Repeat each record exactly. Any picture gets left out.

— START —

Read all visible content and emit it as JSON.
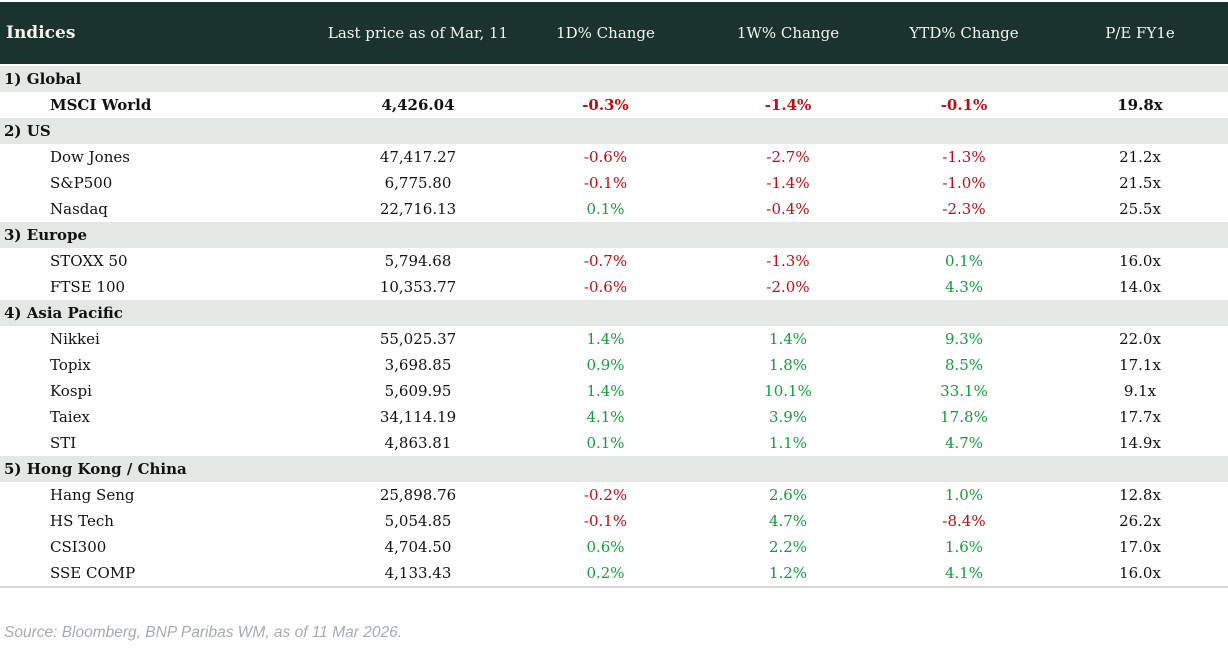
{
  "header": {
    "columns": [
      "Indices",
      "Last price as of Mar, 11",
      "1D% Change",
      "1W% Change",
      "YTD% Change",
      "P/E FY1e"
    ]
  },
  "sections": [
    {
      "label": "1) Global",
      "rows": [
        {
          "name": "MSCI World",
          "last_price": "4,426.04",
          "d1": "-0.3%",
          "d1_dir": "neg",
          "w1": "-1.4%",
          "w1_dir": "neg",
          "ytd": "-0.1%",
          "ytd_dir": "neg",
          "pe": "19.8x",
          "bold": true
        }
      ]
    },
    {
      "label": "2) US",
      "rows": [
        {
          "name": "Dow Jones",
          "last_price": "47,417.27",
          "d1": "-0.6%",
          "d1_dir": "neg",
          "w1": "-2.7%",
          "w1_dir": "neg",
          "ytd": "-1.3%",
          "ytd_dir": "neg",
          "pe": "21.2x",
          "bold": false
        },
        {
          "name": "S&P500",
          "last_price": "6,775.80",
          "d1": "-0.1%",
          "d1_dir": "neg",
          "w1": "-1.4%",
          "w1_dir": "neg",
          "ytd": "-1.0%",
          "ytd_dir": "neg",
          "pe": "21.5x",
          "bold": false
        },
        {
          "name": "Nasdaq",
          "last_price": "22,716.13",
          "d1": "0.1%",
          "d1_dir": "pos",
          "w1": "-0.4%",
          "w1_dir": "neg",
          "ytd": "-2.3%",
          "ytd_dir": "neg",
          "pe": "25.5x",
          "bold": false
        }
      ]
    },
    {
      "label": "3) Europe",
      "rows": [
        {
          "name": "STOXX 50",
          "last_price": "5,794.68",
          "d1": "-0.7%",
          "d1_dir": "neg",
          "w1": "-1.3%",
          "w1_dir": "neg",
          "ytd": "0.1%",
          "ytd_dir": "pos",
          "pe": "16.0x",
          "bold": false
        },
        {
          "name": "FTSE 100",
          "last_price": "10,353.77",
          "d1": "-0.6%",
          "d1_dir": "neg",
          "w1": "-2.0%",
          "w1_dir": "neg",
          "ytd": "4.3%",
          "ytd_dir": "pos",
          "pe": "14.0x",
          "bold": false
        }
      ]
    },
    {
      "label": "4) Asia Pacific",
      "rows": [
        {
          "name": "Nikkei",
          "last_price": "55,025.37",
          "d1": "1.4%",
          "d1_dir": "pos",
          "w1": "1.4%",
          "w1_dir": "pos",
          "ytd": "9.3%",
          "ytd_dir": "pos",
          "pe": "22.0x",
          "bold": false
        },
        {
          "name": "Topix",
          "last_price": "3,698.85",
          "d1": "0.9%",
          "d1_dir": "pos",
          "w1": "1.8%",
          "w1_dir": "pos",
          "ytd": "8.5%",
          "ytd_dir": "pos",
          "pe": "17.1x",
          "bold": false
        },
        {
          "name": "Kospi",
          "last_price": "5,609.95",
          "d1": "1.4%",
          "d1_dir": "pos",
          "w1": "10.1%",
          "w1_dir": "pos",
          "ytd": "33.1%",
          "ytd_dir": "pos",
          "pe": "9.1x",
          "bold": false
        },
        {
          "name": "Taiex",
          "last_price": "34,114.19",
          "d1": "4.1%",
          "d1_dir": "pos",
          "w1": "3.9%",
          "w1_dir": "pos",
          "ytd": "17.8%",
          "ytd_dir": "pos",
          "pe": "17.7x",
          "bold": false
        },
        {
          "name": "STI",
          "last_price": "4,863.81",
          "d1": "0.1%",
          "d1_dir": "pos",
          "w1": "1.1%",
          "w1_dir": "pos",
          "ytd": "4.7%",
          "ytd_dir": "pos",
          "pe": "14.9x",
          "bold": false
        }
      ]
    },
    {
      "label": "5) Hong Kong / China",
      "rows": [
        {
          "name": "Hang Seng",
          "last_price": "25,898.76",
          "d1": "-0.2%",
          "d1_dir": "neg",
          "w1": "2.6%",
          "w1_dir": "pos",
          "ytd": "1.0%",
          "ytd_dir": "pos",
          "pe": "12.8x",
          "bold": false
        },
        {
          "name": "HS Tech",
          "last_price": "5,054.85",
          "d1": "-0.1%",
          "d1_dir": "neg",
          "w1": "4.7%",
          "w1_dir": "pos",
          "ytd": "-8.4%",
          "ytd_dir": "neg",
          "pe": "26.2x",
          "bold": false
        },
        {
          "name": "CSI300",
          "last_price": "4,704.50",
          "d1": "0.6%",
          "d1_dir": "pos",
          "w1": "2.2%",
          "w1_dir": "pos",
          "ytd": "1.6%",
          "ytd_dir": "pos",
          "pe": "17.0x",
          "bold": false
        },
        {
          "name": "SSE COMP",
          "last_price": "4,133.43",
          "d1": "0.2%",
          "d1_dir": "pos",
          "w1": "1.2%",
          "w1_dir": "pos",
          "ytd": "4.1%",
          "ytd_dir": "pos",
          "pe": "16.0x",
          "bold": false
        }
      ]
    }
  ],
  "footer": {
    "source_text": "Source: Bloomberg, BNP Paribas WM, as of 11 Mar 2026."
  },
  "colors": {
    "header_bg": "#1b332e",
    "header_text": "#f7f4ec",
    "section_bg": "#e4e8e5",
    "positive": "#0f9e38",
    "negative": "#bb0e14",
    "source_text": "#a6abb0"
  }
}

— END —

*Response to the exercise:*
Read all visible content and emit it as JSON.
{
  "header": {
    "columns": [
      "Indices",
      "Last price as of Mar, 11",
      "1D% Change",
      "1W% Change",
      "YTD% Change",
      "P/E FY1e"
    ]
  },
  "sections": [
    {
      "label": "1) Global",
      "rows": [
        {
          "name": "MSCI World",
          "last_price": "4,426.04",
          "d1": "-0.3%",
          "d1_dir": "neg",
          "w1": "-1.4%",
          "w1_dir": "neg",
          "ytd": "-0.1%",
          "ytd_dir": "neg",
          "pe": "19.8x",
          "bold": true
        }
      ]
    },
    {
      "label": "2) US",
      "rows": [
        {
          "name": "Dow Jones",
          "last_price": "47,417.27",
          "d1": "-0.6%",
          "d1_dir": "neg",
          "w1": "-2.7%",
          "w1_dir": "neg",
          "ytd": "-1.3%",
          "ytd_dir": "neg",
          "pe": "21.2x",
          "bold": false
        },
        {
          "name": "S&P500",
          "last_price": "6,775.80",
          "d1": "-0.1%",
          "d1_dir": "neg",
          "w1": "-1.4%",
          "w1_dir": "neg",
          "ytd": "-1.0%",
          "ytd_dir": "neg",
          "pe": "21.5x",
          "bold": false
        },
        {
          "name": "Nasdaq",
          "last_price": "22,716.13",
          "d1": "0.1%",
          "d1_dir": "pos",
          "w1": "-0.4%",
          "w1_dir": "neg",
          "ytd": "-2.3%",
          "ytd_dir": "neg",
          "pe": "25.5x",
          "bold": false
        }
      ]
    },
    {
      "label": "3) Europe",
      "rows": [
        {
          "name": "STOXX 50",
          "last_price": "5,794.68",
          "d1": "-0.7%",
          "d1_dir": "neg",
          "w1": "-1.3%",
          "w1_dir": "neg",
          "ytd": "0.1%",
          "ytd_dir": "pos",
          "pe": "16.0x",
          "bold": false
        },
        {
          "name": "FTSE 100",
          "last_price": "10,353.77",
          "d1": "-0.6%",
          "d1_dir": "neg",
          "w1": "-2.0%",
          "w1_dir": "neg",
          "ytd": "4.3%",
          "ytd_dir": "pos",
          "pe": "14.0x",
          "bold": false
        }
      ]
    },
    {
      "label": "4) Asia Pacific",
      "rows": [
        {
          "name": "Nikkei",
          "last_price": "55,025.37",
          "d1": "1.4%",
          "d1_dir": "pos",
          "w1": "1.4%",
          "w1_dir": "pos",
          "ytd": "9.3%",
          "ytd_dir": "pos",
          "pe": "22.0x",
          "bold": false
        },
        {
          "name": "Topix",
          "last_price": "3,698.85",
          "d1": "0.9%",
          "d1_dir": "pos",
          "w1": "1.8%",
          "w1_dir": "pos",
          "ytd": "8.5%",
          "ytd_dir": "pos",
          "pe": "17.1x",
          "bold": false
        },
        {
          "name": "Kospi",
          "last_price": "5,609.95",
          "d1": "1.4%",
          "d1_dir": "pos",
          "w1": "10.1%",
          "w1_dir": "pos",
          "ytd": "33.1%",
          "ytd_dir": "pos",
          "pe": "9.1x",
          "bold": false
        },
        {
          "name": "Taiex",
          "last_price": "34,114.19",
          "d1": "4.1%",
          "d1_dir": "pos",
          "w1": "3.9%",
          "w1_dir": "pos",
          "ytd": "17.8%",
          "ytd_dir": "pos",
          "pe": "17.7x",
          "bold": false
        },
        {
          "name": "STI",
          "last_price": "4,863.81",
          "d1": "0.1%",
          "d1_dir": "pos",
          "w1": "1.1%",
          "w1_dir": "pos",
          "ytd": "4.7%",
          "ytd_dir": "pos",
          "pe": "14.9x",
          "bold": false
        }
      ]
    },
    {
      "label": "5) Hong Kong / China",
      "rows": [
        {
          "name": "Hang Seng",
          "last_price": "25,898.76",
          "d1": "-0.2%",
          "d1_dir": "neg",
          "w1": "2.6%",
          "w1_dir": "pos",
          "ytd": "1.0%",
          "ytd_dir": "pos",
          "pe": "12.8x",
          "bold": false
        },
        {
          "name": "HS Tech",
          "last_price": "5,054.85",
          "d1": "-0.1%",
          "d1_dir": "neg",
          "w1": "4.7%",
          "w1_dir": "pos",
          "ytd": "-8.4%",
          "ytd_dir": "neg",
          "pe": "26.2x",
          "bold": false
        },
        {
          "name": "CSI300",
          "last_price": "4,704.50",
          "d1": "0.6%",
          "d1_dir": "pos",
          "w1": "2.2%",
          "w1_dir": "pos",
          "ytd": "1.6%",
          "ytd_dir": "pos",
          "pe": "17.0x",
          "bold": false
        },
        {
          "name": "SSE COMP",
          "last_price": "4,133.43",
          "d1": "0.2%",
          "d1_dir": "pos",
          "w1": "1.2%",
          "w1_dir": "pos",
          "ytd": "4.1%",
          "ytd_dir": "pos",
          "pe": "16.0x",
          "bold": false
        }
      ]
    }
  ],
  "footer": {
    "source_text": "Source: Bloomberg, BNP Paribas WM, as of 11 Mar 2026."
  },
  "colors": {
    "header_bg": "#1b332e",
    "header_text": "#f7f4ec",
    "section_bg": "#e4e8e5",
    "positive": "#0f9e38",
    "negative": "#bb0e14",
    "source_text": "#a6abb0"
  }
}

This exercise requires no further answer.